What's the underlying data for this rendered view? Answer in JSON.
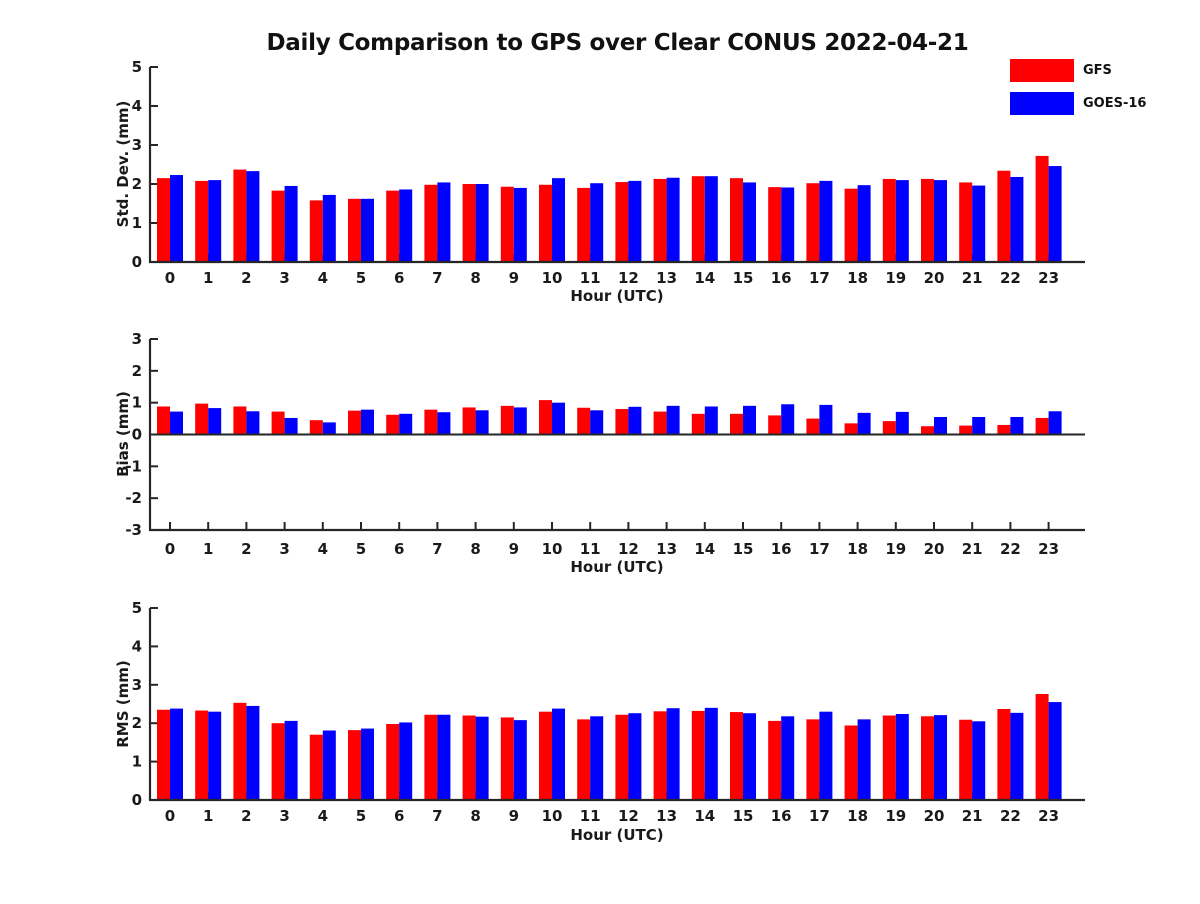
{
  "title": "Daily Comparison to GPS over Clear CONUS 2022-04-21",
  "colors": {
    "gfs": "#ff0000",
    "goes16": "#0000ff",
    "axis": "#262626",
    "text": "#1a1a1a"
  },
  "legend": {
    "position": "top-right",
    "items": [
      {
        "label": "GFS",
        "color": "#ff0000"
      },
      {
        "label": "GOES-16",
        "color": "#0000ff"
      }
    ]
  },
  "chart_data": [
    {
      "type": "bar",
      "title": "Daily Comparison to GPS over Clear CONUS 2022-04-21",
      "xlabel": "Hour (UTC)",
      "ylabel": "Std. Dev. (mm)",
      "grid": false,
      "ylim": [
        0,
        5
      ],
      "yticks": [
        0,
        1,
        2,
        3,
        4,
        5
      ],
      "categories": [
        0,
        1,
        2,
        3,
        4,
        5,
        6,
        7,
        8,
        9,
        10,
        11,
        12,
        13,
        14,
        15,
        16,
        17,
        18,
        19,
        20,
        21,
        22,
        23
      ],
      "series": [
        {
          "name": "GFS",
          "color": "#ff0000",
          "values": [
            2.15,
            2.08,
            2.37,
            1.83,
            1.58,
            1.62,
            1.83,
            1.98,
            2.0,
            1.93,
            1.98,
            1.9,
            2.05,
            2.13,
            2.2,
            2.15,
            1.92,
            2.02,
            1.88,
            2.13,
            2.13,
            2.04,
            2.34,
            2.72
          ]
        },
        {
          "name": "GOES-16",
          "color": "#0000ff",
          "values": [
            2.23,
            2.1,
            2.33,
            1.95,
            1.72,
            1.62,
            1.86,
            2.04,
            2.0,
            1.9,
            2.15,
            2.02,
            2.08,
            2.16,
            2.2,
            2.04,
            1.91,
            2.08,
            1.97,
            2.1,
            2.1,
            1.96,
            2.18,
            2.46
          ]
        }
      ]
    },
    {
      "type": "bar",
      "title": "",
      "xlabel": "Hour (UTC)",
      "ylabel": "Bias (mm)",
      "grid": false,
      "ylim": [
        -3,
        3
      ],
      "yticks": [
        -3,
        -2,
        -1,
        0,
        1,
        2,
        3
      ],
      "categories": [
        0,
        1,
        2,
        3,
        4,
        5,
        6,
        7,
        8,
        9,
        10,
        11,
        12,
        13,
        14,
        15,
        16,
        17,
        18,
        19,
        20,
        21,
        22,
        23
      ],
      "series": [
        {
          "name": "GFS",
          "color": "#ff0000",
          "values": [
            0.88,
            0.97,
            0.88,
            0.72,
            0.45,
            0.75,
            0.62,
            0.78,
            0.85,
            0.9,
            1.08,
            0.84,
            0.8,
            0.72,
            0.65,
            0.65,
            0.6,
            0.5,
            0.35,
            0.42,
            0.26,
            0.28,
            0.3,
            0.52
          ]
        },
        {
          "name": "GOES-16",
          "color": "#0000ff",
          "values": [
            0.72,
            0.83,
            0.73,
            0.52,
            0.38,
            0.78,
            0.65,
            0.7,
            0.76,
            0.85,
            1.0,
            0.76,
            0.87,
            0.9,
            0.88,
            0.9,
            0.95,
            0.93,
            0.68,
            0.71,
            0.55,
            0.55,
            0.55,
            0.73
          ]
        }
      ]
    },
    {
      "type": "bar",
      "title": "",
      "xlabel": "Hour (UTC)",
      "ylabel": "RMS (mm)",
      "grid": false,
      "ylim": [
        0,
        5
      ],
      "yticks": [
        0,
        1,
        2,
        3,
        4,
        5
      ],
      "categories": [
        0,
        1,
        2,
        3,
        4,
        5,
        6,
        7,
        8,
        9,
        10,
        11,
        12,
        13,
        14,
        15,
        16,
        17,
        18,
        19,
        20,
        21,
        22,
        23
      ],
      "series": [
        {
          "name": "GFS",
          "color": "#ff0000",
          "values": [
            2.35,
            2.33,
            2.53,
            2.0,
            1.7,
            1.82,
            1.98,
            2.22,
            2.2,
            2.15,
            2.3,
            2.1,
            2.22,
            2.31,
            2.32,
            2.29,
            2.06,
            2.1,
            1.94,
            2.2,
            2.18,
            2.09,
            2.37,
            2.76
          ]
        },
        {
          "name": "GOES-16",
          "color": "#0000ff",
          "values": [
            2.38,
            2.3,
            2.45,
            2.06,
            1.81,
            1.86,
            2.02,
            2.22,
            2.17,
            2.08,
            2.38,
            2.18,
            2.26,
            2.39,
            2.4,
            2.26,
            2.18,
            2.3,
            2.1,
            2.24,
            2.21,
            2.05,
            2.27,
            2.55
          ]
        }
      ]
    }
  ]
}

* * *

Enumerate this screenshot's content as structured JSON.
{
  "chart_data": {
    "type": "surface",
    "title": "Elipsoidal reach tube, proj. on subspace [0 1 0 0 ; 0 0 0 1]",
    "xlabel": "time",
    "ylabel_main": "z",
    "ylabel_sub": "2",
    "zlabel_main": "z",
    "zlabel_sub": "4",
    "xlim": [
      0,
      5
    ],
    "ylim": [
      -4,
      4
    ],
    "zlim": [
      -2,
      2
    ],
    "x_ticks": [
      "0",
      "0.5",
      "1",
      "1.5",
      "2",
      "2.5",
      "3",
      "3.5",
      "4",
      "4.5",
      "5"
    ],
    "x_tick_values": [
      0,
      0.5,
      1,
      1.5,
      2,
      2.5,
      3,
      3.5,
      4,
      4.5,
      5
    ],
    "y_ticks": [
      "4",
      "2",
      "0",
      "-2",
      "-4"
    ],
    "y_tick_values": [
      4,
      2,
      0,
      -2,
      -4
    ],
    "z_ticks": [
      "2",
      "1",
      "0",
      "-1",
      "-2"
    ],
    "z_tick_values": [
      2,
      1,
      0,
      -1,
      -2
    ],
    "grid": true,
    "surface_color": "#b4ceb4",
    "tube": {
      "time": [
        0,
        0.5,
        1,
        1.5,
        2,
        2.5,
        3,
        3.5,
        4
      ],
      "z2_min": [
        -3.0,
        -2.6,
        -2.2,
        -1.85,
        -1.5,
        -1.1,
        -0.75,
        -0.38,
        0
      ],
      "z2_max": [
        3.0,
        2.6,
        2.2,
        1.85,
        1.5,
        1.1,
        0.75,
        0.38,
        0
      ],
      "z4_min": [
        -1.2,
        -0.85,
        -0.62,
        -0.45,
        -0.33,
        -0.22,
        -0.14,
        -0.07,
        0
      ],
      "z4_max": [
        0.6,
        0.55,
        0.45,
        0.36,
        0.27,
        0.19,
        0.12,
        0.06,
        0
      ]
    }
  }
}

==

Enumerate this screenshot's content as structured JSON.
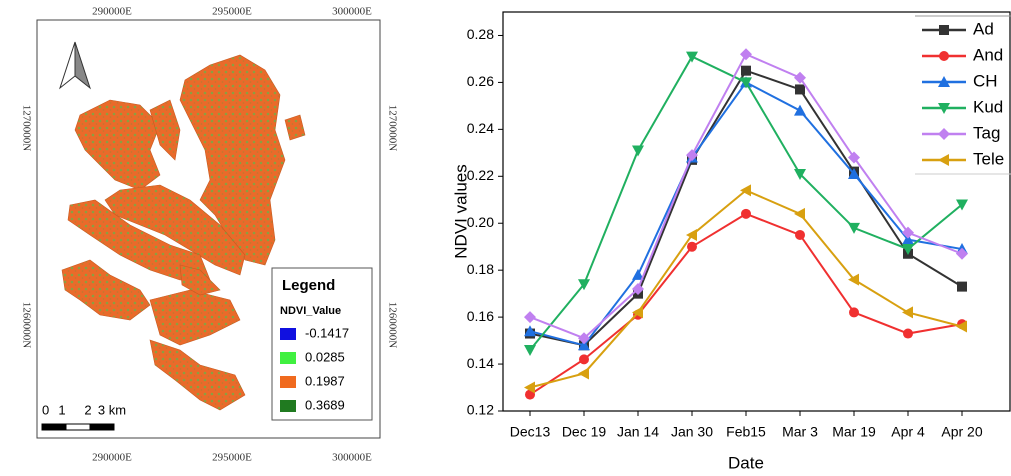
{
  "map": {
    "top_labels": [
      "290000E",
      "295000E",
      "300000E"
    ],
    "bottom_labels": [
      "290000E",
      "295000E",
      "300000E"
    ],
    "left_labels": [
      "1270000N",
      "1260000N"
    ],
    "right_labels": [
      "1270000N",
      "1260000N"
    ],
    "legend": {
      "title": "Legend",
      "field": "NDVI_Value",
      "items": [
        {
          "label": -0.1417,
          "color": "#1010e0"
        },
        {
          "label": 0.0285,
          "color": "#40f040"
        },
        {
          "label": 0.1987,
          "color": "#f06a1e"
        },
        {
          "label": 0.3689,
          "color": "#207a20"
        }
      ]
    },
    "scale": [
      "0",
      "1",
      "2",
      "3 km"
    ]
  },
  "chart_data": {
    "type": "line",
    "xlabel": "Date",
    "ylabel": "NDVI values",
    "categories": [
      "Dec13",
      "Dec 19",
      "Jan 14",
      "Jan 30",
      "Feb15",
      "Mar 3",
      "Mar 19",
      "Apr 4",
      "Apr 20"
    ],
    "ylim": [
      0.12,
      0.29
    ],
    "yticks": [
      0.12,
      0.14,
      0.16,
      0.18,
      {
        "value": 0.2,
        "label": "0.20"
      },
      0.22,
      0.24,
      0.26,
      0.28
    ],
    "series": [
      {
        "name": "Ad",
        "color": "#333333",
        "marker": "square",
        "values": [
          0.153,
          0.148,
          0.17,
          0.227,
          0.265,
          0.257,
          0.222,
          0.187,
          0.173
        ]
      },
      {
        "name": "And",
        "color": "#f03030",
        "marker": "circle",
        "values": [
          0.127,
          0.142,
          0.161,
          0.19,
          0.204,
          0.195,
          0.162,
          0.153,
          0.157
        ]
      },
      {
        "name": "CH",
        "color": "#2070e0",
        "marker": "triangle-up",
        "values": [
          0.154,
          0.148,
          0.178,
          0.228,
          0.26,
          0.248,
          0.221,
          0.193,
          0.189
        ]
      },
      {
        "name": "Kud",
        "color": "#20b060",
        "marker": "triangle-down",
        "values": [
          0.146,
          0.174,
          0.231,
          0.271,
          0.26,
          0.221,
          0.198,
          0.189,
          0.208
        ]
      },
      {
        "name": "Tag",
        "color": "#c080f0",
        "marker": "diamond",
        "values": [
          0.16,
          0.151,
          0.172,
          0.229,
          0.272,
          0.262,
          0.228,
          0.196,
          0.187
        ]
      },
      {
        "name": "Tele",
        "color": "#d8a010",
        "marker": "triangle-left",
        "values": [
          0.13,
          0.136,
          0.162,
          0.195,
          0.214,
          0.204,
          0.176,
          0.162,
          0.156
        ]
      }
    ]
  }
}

_Set task_.
Give only the number of lines in the material above that include the word "marker".

_Response to the exercise_.
6